- [Required work]
Look through the records that follow. Copy every line containing the word "subscribers".

- [Task material]
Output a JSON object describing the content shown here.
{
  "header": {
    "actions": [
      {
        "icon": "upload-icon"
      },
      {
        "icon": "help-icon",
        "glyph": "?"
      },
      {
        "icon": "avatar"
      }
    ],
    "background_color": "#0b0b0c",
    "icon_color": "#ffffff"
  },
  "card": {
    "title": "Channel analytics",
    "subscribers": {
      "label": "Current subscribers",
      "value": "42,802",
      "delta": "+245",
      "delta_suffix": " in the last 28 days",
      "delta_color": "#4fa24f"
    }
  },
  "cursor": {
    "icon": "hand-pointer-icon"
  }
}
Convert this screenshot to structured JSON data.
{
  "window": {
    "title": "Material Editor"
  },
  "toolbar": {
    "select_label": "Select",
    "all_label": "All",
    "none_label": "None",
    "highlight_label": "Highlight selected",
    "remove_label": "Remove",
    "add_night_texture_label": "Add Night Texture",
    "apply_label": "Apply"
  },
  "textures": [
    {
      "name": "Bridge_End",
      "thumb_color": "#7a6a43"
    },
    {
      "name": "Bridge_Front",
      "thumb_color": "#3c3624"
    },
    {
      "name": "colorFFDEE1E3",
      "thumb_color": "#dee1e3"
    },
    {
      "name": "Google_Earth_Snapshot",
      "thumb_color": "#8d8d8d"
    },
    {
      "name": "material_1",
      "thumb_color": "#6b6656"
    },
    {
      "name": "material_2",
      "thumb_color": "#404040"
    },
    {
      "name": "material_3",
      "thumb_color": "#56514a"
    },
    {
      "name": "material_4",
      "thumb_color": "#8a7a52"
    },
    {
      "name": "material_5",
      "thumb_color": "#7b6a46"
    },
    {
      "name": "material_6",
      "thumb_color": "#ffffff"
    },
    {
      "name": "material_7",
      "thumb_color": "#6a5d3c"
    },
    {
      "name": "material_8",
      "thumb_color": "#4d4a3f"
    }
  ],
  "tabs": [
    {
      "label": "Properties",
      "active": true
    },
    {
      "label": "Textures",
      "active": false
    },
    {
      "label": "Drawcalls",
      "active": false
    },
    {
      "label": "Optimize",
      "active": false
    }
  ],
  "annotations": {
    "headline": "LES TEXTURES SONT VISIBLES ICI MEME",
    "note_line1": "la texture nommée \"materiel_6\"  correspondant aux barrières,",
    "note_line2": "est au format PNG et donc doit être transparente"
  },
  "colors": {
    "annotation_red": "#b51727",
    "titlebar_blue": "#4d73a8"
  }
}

- [The solution]
    "subscribers": {
      "label": "Current subscribers",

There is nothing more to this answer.